--- begin ---

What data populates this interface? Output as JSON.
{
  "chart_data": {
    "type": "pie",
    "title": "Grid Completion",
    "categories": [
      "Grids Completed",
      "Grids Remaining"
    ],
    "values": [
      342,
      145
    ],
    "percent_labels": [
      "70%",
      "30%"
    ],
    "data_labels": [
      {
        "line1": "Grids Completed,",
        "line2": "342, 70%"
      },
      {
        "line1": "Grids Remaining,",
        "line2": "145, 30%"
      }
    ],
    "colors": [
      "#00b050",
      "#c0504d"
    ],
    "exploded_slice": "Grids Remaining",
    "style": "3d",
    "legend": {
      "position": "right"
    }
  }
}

--- end ---

What is expected:
Output the full listing without altering anything.

Solution for this task:
What data populates this interface? Output as JSON.
{
  "chart_data": {
    "type": "pie",
    "title": "Grid Completion",
    "categories": [
      "Grids Completed",
      "Grids Remaining"
    ],
    "values": [
      342,
      145
    ],
    "percent_labels": [
      "70%",
      "30%"
    ],
    "data_labels": [
      {
        "line1": "Grids Completed,",
        "line2": "342, 70%"
      },
      {
        "line1": "Grids Remaining,",
        "line2": "145, 30%"
      }
    ],
    "colors": [
      "#00b050",
      "#c0504d"
    ],
    "exploded_slice": "Grids Remaining",
    "style": "3d",
    "legend": {
      "position": "right"
    }
  }
}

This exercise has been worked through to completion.